== Task prompt ==
Copy out verbatim the part of the records that opens with the first line and closes with the line containing "annotation: x-axis time 0-0.5s", including both of those lines.

━━━━━━━━━━

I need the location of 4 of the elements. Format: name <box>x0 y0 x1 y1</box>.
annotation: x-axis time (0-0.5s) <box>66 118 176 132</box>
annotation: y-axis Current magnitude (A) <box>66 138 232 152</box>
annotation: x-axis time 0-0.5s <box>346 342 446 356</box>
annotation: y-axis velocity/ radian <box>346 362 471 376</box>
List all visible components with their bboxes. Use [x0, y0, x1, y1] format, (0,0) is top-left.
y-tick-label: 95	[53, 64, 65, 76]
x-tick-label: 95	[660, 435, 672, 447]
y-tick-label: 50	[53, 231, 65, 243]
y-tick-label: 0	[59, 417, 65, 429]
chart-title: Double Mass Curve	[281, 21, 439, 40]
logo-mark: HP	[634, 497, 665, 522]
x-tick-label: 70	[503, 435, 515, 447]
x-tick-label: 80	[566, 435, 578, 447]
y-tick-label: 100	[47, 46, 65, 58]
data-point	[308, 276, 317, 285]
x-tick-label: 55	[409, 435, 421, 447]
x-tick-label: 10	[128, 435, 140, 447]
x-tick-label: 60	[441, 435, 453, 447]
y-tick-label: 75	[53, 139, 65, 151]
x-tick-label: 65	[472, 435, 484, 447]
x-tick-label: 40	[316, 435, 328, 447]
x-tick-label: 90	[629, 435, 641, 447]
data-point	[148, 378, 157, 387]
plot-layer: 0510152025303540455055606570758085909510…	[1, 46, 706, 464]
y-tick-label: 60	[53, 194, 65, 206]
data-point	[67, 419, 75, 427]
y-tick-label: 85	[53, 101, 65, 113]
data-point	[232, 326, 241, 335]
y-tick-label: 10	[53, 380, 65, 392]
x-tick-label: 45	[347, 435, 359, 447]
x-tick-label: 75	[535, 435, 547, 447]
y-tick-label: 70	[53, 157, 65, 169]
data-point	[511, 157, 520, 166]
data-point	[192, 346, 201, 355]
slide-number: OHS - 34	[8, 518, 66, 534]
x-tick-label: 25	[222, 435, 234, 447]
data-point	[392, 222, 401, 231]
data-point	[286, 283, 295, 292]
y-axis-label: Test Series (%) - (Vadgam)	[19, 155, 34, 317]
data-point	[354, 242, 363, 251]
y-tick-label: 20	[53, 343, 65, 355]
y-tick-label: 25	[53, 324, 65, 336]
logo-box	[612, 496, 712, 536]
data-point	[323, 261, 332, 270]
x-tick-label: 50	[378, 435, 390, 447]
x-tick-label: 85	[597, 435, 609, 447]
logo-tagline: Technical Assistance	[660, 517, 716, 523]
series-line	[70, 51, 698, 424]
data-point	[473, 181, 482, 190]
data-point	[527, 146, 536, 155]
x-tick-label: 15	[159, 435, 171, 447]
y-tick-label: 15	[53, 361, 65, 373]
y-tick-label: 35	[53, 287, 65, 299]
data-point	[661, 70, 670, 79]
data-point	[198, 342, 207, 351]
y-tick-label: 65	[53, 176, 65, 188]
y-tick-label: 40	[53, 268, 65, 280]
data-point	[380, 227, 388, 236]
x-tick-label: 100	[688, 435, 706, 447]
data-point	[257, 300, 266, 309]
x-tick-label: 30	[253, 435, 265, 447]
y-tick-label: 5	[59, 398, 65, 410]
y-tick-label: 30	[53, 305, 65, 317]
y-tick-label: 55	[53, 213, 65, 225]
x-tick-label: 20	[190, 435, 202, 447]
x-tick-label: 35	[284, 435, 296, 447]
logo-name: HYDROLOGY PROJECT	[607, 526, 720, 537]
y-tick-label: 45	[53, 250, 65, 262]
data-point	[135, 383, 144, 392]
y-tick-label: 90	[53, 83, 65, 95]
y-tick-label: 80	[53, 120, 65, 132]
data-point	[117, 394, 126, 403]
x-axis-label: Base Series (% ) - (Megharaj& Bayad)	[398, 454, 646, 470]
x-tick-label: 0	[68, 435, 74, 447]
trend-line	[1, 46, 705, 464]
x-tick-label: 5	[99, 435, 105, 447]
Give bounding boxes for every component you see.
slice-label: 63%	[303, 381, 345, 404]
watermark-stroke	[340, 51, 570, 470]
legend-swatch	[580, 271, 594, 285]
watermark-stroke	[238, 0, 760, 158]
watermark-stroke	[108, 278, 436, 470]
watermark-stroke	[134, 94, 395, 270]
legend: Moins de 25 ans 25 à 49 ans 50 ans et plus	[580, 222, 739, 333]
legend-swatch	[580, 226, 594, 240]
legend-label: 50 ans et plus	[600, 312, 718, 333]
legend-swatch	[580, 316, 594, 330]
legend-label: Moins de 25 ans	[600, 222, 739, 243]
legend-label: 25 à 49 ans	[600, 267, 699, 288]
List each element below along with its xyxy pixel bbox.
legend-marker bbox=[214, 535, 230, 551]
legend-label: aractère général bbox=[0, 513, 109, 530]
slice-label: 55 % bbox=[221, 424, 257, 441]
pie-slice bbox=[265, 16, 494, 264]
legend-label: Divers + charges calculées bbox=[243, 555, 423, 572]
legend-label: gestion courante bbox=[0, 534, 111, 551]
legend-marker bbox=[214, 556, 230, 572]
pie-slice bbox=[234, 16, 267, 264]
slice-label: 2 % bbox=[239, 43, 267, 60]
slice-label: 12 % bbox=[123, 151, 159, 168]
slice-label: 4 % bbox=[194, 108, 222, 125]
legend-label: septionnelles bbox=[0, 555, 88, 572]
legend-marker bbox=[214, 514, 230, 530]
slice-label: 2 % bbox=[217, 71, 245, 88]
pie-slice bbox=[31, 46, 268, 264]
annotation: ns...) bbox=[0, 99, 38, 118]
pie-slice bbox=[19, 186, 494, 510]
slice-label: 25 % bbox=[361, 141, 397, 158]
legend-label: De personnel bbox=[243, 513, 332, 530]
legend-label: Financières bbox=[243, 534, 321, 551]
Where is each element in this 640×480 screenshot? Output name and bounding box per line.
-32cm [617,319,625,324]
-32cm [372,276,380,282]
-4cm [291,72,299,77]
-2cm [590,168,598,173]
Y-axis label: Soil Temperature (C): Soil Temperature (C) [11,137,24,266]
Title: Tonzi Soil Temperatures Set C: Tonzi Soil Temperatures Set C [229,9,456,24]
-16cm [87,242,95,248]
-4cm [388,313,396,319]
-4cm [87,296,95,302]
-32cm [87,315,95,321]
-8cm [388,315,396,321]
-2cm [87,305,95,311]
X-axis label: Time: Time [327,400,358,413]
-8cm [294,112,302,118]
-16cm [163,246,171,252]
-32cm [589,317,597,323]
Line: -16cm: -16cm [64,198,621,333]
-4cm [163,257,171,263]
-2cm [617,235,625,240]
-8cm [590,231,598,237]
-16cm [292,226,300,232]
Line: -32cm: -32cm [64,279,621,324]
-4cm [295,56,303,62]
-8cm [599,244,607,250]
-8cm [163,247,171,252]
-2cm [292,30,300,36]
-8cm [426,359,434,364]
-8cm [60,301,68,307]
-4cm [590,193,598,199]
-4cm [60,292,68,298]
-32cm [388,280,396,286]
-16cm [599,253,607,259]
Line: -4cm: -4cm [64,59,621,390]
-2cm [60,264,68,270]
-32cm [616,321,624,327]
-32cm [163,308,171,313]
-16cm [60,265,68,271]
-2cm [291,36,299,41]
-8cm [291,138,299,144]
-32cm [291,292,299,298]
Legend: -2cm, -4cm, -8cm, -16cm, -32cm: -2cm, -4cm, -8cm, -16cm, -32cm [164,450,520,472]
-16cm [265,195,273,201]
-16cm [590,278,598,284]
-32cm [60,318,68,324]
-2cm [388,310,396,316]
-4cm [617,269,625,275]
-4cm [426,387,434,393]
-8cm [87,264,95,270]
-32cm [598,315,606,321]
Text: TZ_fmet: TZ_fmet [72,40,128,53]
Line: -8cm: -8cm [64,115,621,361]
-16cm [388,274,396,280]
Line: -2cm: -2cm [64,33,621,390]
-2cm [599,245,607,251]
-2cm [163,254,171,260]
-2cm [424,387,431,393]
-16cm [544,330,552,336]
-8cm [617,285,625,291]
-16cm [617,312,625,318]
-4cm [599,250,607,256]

━━━━━━━━━━

== Task result ==
I need the location of 4 of the elements. Format: name <box>x0 y0 x1 y1</box>.
annotation: x-axis time (0-0.5s) <box>66 118 176 132</box>
annotation: y-axis Current magnitude (A) <box>66 138 232 152</box>
annotation: x-axis time 0-0.5s <box>346 342 446 356</box>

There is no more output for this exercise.